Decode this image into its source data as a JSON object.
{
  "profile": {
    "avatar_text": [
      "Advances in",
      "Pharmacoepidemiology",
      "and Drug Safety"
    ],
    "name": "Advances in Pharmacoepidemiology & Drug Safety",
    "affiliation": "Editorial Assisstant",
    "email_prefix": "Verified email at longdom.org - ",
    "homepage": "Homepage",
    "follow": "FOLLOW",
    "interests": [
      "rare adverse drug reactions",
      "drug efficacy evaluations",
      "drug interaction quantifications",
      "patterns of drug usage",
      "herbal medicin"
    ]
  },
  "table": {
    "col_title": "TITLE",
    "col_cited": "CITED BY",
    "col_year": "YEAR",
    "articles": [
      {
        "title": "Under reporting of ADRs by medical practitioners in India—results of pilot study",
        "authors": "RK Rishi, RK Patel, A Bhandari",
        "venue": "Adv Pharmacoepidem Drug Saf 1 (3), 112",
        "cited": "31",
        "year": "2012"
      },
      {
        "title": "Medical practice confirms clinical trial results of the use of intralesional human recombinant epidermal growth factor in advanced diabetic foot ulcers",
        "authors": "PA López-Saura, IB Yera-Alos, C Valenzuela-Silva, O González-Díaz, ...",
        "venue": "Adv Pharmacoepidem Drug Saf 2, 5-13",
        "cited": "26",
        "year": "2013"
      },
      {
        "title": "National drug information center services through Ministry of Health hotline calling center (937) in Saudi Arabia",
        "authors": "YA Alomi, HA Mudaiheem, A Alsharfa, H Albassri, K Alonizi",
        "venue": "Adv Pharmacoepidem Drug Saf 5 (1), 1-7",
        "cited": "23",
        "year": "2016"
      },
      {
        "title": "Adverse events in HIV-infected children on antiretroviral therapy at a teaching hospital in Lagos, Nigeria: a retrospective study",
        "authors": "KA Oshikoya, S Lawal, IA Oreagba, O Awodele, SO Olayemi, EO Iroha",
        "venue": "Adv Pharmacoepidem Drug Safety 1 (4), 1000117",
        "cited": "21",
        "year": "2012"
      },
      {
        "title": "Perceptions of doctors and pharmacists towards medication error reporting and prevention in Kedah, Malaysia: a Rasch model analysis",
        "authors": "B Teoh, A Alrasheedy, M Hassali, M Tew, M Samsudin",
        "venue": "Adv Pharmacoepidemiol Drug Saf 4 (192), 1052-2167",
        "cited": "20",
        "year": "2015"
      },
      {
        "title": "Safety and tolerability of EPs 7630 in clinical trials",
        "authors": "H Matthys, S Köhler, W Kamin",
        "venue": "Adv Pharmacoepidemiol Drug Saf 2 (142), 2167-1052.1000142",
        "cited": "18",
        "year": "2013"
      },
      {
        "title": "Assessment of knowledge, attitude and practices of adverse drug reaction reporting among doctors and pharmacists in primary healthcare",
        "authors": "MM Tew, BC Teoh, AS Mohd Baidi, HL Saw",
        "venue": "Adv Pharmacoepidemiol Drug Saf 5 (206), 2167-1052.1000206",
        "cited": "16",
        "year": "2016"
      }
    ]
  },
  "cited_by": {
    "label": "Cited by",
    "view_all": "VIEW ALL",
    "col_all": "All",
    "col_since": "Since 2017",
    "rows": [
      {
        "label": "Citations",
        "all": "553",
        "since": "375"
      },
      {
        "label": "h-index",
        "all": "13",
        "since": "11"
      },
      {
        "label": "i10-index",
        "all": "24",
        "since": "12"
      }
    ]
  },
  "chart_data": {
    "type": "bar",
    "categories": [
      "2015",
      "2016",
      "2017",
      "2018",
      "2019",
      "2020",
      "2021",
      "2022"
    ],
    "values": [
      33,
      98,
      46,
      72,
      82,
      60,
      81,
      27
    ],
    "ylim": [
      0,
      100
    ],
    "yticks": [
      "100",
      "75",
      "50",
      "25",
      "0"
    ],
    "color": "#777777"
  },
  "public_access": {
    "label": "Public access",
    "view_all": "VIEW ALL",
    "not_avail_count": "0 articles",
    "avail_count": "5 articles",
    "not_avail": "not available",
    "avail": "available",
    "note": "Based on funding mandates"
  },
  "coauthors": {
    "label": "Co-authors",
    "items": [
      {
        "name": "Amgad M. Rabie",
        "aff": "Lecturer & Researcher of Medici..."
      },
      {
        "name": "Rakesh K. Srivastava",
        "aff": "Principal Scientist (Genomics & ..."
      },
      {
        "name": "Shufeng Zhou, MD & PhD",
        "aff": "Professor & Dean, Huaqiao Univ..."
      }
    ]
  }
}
* * *
Copy each entry exactly.

Decode this image into its source data as a JSON object.
{
  "profile": {
    "avatar_text": [
      "Advances in",
      "Pharmacoepidemiology",
      "and Drug Safety"
    ],
    "name": "Advances in Pharmacoepidemiology & Drug Safety",
    "affiliation": "Editorial Assisstant",
    "email_prefix": "Verified email at longdom.org - ",
    "homepage": "Homepage",
    "follow": "FOLLOW",
    "interests": [
      "rare adverse drug reactions",
      "drug efficacy evaluations",
      "drug interaction quantifications",
      "patterns of drug usage",
      "herbal medicin"
    ]
  },
  "table": {
    "col_title": "TITLE",
    "col_cited": "CITED BY",
    "col_year": "YEAR",
    "articles": [
      {
        "title": "Under reporting of ADRs by medical practitioners in India—results of pilot study",
        "authors": "RK Rishi, RK Patel, A Bhandari",
        "venue": "Adv Pharmacoepidem Drug Saf 1 (3), 112",
        "cited": "31",
        "year": "2012"
      },
      {
        "title": "Medical practice confirms clinical trial results of the use of intralesional human recombinant epidermal growth factor in advanced diabetic foot ulcers",
        "authors": "PA López-Saura, IB Yera-Alos, C Valenzuela-Silva, O González-Díaz, ...",
        "venue": "Adv Pharmacoepidem Drug Saf 2, 5-13",
        "cited": "26",
        "year": "2013"
      },
      {
        "title": "National drug information center services through Ministry of Health hotline calling center (937) in Saudi Arabia",
        "authors": "YA Alomi, HA Mudaiheem, A Alsharfa, H Albassri, K Alonizi",
        "venue": "Adv Pharmacoepidem Drug Saf 5 (1), 1-7",
        "cited": "23",
        "year": "2016"
      },
      {
        "title": "Adverse events in HIV-infected children on antiretroviral therapy at a teaching hospital in Lagos, Nigeria: a retrospective study",
        "authors": "KA Oshikoya, S Lawal, IA Oreagba, O Awodele, SO Olayemi, EO Iroha",
        "venue": "Adv Pharmacoepidem Drug Safety 1 (4), 1000117",
        "cited": "21",
        "year": "2012"
      },
      {
        "title": "Perceptions of doctors and pharmacists towards medication error reporting and prevention in Kedah, Malaysia: a Rasch model analysis",
        "authors": "B Teoh, A Alrasheedy, M Hassali, M Tew, M Samsudin",
        "venue": "Adv Pharmacoepidemiol Drug Saf 4 (192), 1052-2167",
        "cited": "20",
        "year": "2015"
      },
      {
        "title": "Safety and tolerability of EPs 7630 in clinical trials",
        "authors": "H Matthys, S Köhler, W Kamin",
        "venue": "Adv Pharmacoepidemiol Drug Saf 2 (142), 2167-1052.1000142",
        "cited": "18",
        "year": "2013"
      },
      {
        "title": "Assessment of knowledge, attitude and practices of adverse drug reaction reporting among doctors and pharmacists in primary healthcare",
        "authors": "MM Tew, BC Teoh, AS Mohd Baidi, HL Saw",
        "venue": "Adv Pharmacoepidemiol Drug Saf 5 (206), 2167-1052.1000206",
        "cited": "16",
        "year": "2016"
      }
    ]
  },
  "cited_by": {
    "label": "Cited by",
    "view_all": "VIEW ALL",
    "col_all": "All",
    "col_since": "Since 2017",
    "rows": [
      {
        "label": "Citations",
        "all": "553",
        "since": "375"
      },
      {
        "label": "h-index",
        "all": "13",
        "since": "11"
      },
      {
        "label": "i10-index",
        "all": "24",
        "since": "12"
      }
    ]
  },
  "chart_data": {
    "type": "bar",
    "categories": [
      "2015",
      "2016",
      "2017",
      "2018",
      "2019",
      "2020",
      "2021",
      "2022"
    ],
    "values": [
      33,
      98,
      46,
      72,
      82,
      60,
      81,
      27
    ],
    "ylim": [
      0,
      100
    ],
    "yticks": [
      "100",
      "75",
      "50",
      "25",
      "0"
    ],
    "color": "#777777"
  },
  "public_access": {
    "label": "Public access",
    "view_all": "VIEW ALL",
    "not_avail_count": "0 articles",
    "avail_count": "5 articles",
    "not_avail": "not available",
    "avail": "available",
    "note": "Based on funding mandates"
  },
  "coauthors": {
    "label": "Co-authors",
    "items": [
      {
        "name": "Amgad M. Rabie",
        "aff": "Lecturer & Researcher of Medici..."
      },
      {
        "name": "Rakesh K. Srivastava",
        "aff": "Principal Scientist (Genomics & ..."
      },
      {
        "name": "Shufeng Zhou, MD & PhD",
        "aff": "Professor & Dean, Huaqiao Univ..."
      }
    ]
  }
}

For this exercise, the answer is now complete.